# Data
▼

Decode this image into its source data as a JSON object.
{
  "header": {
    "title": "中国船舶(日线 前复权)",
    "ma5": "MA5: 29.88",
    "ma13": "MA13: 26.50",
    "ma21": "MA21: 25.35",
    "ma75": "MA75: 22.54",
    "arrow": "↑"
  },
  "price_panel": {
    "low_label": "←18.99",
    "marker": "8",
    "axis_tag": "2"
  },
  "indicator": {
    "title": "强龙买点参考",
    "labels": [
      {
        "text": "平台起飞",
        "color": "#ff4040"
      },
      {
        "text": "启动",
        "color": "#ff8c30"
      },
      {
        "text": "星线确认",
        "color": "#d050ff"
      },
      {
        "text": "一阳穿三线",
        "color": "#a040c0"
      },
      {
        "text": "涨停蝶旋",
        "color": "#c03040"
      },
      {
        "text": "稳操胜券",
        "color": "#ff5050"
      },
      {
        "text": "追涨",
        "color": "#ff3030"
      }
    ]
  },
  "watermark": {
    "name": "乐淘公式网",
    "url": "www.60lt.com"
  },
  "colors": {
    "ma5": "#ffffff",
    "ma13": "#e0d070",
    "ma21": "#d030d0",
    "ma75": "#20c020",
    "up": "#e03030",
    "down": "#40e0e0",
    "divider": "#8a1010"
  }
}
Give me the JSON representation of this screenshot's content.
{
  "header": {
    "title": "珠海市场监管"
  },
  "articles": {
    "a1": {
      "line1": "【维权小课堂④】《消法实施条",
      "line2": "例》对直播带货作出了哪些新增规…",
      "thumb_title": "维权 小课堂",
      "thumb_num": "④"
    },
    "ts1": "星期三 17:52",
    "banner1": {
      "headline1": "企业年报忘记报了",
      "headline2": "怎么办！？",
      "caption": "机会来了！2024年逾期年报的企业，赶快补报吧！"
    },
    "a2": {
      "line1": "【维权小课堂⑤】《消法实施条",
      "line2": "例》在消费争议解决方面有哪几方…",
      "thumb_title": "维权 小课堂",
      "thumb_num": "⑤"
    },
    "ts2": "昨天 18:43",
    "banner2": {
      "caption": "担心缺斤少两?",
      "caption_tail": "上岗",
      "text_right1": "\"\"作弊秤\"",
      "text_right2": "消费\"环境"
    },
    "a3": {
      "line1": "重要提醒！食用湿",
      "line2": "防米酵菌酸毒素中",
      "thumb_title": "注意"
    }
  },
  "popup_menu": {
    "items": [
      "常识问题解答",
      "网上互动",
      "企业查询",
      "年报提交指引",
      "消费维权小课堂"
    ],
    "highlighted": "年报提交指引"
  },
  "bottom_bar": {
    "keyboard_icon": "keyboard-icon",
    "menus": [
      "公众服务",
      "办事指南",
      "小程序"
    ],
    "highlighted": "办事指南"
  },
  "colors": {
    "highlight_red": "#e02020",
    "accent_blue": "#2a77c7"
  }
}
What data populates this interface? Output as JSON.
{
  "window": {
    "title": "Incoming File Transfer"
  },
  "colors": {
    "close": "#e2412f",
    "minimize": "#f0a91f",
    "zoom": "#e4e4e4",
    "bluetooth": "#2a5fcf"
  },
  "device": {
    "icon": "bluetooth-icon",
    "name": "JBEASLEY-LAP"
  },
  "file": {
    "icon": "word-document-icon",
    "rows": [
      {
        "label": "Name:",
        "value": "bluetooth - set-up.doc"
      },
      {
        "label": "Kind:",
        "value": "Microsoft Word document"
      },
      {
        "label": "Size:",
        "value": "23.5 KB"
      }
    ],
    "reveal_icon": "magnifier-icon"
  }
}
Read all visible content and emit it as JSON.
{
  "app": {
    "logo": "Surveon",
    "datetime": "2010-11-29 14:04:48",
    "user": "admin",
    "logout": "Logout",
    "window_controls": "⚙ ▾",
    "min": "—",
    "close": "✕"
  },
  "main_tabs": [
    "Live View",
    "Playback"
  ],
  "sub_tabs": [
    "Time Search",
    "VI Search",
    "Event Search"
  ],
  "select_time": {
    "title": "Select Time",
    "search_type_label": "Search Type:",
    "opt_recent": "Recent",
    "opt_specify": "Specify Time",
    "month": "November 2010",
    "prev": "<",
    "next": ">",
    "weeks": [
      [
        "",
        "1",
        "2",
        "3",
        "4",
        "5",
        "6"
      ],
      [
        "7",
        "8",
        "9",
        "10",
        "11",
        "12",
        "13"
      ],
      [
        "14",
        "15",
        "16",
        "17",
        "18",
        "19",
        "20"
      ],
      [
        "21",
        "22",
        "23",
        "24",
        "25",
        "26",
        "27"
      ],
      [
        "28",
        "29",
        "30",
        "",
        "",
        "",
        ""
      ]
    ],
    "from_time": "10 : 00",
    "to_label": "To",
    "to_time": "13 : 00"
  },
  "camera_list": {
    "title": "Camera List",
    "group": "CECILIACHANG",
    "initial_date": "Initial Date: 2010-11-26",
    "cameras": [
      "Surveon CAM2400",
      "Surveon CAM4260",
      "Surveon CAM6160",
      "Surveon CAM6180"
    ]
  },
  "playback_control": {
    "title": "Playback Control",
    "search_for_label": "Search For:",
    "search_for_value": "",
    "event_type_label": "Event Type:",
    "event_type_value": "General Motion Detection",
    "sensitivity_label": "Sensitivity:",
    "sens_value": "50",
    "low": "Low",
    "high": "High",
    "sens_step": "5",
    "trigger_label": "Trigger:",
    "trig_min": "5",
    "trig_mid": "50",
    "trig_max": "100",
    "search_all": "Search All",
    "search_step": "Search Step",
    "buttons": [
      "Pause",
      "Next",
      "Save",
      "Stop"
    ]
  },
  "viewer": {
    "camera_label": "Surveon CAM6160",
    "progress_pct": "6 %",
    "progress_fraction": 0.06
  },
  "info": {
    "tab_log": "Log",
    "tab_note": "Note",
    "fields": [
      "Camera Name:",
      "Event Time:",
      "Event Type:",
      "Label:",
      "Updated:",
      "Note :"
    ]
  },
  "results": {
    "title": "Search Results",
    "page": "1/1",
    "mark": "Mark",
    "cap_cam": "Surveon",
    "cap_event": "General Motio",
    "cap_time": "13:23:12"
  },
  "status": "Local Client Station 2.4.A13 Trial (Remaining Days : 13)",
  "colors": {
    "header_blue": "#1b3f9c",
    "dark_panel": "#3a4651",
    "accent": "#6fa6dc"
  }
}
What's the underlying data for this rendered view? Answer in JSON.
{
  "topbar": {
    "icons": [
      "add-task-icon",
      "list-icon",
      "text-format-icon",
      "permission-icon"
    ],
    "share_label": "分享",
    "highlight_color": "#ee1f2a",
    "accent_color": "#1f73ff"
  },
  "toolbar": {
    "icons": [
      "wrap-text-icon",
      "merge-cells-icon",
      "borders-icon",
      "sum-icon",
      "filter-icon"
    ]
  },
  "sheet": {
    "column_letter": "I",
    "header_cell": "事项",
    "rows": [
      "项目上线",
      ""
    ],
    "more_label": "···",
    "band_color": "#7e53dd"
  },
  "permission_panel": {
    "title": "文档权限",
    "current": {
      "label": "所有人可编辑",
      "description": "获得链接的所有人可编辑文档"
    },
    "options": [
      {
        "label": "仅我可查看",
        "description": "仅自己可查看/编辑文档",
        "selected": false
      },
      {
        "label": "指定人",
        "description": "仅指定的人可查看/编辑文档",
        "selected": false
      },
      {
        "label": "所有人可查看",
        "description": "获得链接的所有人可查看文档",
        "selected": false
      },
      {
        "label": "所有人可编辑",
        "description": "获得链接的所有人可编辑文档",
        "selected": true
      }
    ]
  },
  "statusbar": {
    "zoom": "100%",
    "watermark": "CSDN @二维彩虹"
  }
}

▲

# Stated problem
Take the line in which "What's the underlying" occurs and each subsequent line through the end; give these lines again without alteration.

# Output
What's the underlying data for this rendered view? Answer in JSON.
{
  "topbar": {
    "icons": [
      "add-task-icon",
      "list-icon",
      "text-format-icon",
      "permission-icon"
    ],
    "share_label": "分享",
    "highlight_color": "#ee1f2a",
    "accent_color": "#1f73ff"
  },
  "toolbar": {
    "icons": [
      "wrap-text-icon",
      "merge-cells-icon",
      "borders-icon",
      "sum-icon",
      "filter-icon"
    ]
  },
  "sheet": {
    "column_letter": "I",
    "header_cell": "事项",
    "rows": [
      "项目上线",
      ""
    ],
    "more_label": "···",
    "band_color": "#7e53dd"
  },
  "permission_panel": {
    "title": "文档权限",
    "current": {
      "label": "所有人可编辑",
      "description": "获得链接的所有人可编辑文档"
    },
    "options": [
      {
        "label": "仅我可查看",
        "description": "仅自己可查看/编辑文档",
        "selected": false
      },
      {
        "label": "指定人",
        "description": "仅指定的人可查看/编辑文档",
        "selected": false
      },
      {
        "label": "所有人可查看",
        "description": "获得链接的所有人可查看文档",
        "selected": false
      },
      {
        "label": "所有人可编辑",
        "description": "获得链接的所有人可编辑文档",
        "selected": true
      }
    ]
  },
  "statusbar": {
    "zoom": "100%",
    "watermark": "CSDN @二维彩虹"
  }
}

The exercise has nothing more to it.